Exercise aim — Using the records below, count the lines with "bufala" in them. Give the number only.

## START

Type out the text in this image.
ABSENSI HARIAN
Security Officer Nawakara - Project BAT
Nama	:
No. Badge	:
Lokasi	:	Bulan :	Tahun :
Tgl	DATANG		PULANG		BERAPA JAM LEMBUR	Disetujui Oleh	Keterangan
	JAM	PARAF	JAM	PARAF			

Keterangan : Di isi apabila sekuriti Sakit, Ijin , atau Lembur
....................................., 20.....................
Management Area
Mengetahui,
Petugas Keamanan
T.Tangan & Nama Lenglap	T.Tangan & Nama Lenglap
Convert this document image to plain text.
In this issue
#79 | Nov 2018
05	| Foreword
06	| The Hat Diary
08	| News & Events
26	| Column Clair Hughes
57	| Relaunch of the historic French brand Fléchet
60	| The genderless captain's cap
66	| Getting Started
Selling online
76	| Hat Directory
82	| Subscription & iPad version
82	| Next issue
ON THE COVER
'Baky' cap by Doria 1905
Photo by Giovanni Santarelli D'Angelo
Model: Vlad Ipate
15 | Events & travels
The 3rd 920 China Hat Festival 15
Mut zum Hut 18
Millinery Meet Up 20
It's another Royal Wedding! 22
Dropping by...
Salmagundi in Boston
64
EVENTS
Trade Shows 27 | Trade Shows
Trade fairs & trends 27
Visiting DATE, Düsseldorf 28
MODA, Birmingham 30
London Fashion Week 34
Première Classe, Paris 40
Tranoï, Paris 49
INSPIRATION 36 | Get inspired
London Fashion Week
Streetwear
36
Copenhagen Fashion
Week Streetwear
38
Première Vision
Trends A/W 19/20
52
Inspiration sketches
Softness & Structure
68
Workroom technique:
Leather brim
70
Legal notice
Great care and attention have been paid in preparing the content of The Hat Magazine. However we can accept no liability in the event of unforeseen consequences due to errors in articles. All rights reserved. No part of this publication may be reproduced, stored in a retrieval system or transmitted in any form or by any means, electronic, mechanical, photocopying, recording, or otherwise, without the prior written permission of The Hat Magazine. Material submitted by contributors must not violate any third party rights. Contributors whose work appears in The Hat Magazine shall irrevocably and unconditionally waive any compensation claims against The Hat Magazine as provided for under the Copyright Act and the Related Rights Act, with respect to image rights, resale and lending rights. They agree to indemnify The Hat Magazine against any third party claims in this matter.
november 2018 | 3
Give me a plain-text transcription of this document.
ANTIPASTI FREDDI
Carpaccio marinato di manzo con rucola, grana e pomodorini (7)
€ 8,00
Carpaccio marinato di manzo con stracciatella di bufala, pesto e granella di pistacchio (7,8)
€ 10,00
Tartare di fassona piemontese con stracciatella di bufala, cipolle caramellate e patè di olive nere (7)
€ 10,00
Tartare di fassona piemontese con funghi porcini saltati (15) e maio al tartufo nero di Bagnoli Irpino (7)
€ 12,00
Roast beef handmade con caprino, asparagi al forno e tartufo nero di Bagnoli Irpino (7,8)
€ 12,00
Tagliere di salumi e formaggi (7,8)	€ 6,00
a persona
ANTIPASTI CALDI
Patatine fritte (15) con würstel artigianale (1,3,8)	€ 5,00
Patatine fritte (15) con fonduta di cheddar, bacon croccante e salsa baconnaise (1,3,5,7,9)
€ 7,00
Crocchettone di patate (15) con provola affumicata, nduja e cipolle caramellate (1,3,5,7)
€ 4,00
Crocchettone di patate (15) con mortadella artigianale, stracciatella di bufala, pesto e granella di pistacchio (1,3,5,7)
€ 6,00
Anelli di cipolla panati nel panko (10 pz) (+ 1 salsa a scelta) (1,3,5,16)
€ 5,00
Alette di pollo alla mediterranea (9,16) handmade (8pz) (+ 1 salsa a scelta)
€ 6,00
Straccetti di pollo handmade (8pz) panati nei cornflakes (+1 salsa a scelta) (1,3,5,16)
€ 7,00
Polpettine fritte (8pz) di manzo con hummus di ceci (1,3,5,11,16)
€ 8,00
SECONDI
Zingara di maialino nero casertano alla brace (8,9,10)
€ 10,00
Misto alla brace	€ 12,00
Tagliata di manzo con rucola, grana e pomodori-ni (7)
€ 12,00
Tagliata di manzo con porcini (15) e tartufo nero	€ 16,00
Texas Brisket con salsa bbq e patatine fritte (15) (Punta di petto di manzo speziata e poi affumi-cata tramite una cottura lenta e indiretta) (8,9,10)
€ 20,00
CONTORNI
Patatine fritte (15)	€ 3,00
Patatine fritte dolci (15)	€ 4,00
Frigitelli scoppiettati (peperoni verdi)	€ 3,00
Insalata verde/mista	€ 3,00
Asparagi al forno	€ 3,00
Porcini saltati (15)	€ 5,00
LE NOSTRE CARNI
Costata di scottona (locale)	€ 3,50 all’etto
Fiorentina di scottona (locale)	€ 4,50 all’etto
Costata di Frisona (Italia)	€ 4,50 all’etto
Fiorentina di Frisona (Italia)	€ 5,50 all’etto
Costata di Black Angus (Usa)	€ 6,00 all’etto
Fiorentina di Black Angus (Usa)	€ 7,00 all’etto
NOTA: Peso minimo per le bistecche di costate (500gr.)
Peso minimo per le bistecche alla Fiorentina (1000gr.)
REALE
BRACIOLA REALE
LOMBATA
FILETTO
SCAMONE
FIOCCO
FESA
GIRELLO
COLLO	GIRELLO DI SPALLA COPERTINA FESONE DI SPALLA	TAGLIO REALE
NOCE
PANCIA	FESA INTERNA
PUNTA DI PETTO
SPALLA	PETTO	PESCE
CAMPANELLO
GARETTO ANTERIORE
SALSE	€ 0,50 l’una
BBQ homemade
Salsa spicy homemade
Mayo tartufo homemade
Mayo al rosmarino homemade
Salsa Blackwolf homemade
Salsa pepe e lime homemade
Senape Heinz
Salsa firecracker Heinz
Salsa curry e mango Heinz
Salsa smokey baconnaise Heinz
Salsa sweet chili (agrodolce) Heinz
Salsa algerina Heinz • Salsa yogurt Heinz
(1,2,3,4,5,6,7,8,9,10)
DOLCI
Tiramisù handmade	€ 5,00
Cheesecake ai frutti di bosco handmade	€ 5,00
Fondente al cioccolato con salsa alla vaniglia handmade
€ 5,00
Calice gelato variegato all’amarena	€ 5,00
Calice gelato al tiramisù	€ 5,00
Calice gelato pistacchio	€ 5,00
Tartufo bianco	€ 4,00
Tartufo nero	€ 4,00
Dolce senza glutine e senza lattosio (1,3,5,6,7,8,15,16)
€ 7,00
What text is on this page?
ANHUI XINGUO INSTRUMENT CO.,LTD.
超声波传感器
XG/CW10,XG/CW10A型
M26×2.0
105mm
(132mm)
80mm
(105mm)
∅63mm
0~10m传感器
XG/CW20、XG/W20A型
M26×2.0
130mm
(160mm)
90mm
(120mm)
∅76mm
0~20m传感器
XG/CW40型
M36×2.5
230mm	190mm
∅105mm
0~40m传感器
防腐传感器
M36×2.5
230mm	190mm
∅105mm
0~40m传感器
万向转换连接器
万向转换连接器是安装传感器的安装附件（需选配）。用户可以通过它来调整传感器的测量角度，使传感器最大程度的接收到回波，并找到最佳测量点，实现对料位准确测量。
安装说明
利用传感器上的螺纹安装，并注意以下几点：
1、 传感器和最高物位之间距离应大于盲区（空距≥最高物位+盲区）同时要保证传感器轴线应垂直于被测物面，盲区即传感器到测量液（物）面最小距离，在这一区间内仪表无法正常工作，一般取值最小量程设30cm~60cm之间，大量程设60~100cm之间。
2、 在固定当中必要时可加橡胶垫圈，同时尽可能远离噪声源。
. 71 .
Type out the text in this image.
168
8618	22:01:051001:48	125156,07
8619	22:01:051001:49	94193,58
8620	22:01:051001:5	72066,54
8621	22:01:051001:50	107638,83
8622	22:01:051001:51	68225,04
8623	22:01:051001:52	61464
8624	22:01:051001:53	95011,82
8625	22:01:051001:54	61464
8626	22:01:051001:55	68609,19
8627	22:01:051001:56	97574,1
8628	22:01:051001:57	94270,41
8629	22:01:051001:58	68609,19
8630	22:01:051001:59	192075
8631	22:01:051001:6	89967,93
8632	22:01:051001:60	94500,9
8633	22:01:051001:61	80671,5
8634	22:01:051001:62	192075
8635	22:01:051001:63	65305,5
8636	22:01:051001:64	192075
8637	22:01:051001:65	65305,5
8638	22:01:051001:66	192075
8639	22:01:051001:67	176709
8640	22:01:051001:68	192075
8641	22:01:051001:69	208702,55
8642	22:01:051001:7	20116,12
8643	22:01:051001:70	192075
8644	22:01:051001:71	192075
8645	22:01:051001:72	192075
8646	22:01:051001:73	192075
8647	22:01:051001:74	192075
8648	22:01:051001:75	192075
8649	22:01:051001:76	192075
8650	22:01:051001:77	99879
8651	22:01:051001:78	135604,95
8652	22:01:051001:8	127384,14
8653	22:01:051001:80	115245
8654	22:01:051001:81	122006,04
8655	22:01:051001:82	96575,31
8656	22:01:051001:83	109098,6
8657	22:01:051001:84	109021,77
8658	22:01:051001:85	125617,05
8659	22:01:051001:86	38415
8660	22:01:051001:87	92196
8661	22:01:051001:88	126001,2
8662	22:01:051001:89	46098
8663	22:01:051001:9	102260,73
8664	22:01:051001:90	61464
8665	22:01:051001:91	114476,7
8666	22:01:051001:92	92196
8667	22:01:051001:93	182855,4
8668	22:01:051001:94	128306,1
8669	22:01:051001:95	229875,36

## END

Reply to the task — 3